* **REQUIREMENT**: Draw out every line with the word "name" from the listing below.

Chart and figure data
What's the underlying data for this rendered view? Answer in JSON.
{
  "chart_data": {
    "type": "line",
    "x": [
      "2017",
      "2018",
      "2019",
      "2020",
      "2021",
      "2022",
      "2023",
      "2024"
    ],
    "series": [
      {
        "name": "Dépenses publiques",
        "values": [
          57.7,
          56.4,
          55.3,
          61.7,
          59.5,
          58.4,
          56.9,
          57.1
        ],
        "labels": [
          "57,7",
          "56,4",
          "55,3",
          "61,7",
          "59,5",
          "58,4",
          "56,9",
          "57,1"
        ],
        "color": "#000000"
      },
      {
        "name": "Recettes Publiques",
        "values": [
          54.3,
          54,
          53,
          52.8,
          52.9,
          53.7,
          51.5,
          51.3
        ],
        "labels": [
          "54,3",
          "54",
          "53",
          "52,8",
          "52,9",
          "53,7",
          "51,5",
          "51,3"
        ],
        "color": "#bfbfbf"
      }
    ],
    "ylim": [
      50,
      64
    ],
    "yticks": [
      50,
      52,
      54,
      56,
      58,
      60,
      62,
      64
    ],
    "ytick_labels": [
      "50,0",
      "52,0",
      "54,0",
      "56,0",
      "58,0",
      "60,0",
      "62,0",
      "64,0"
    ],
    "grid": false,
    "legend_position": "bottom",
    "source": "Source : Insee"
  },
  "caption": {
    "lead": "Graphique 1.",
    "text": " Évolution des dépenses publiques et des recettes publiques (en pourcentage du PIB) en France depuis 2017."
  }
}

* **COMPLETE RESPONSE**:
        "name": "Dépenses publiques",
        "name": "Recettes Publiques",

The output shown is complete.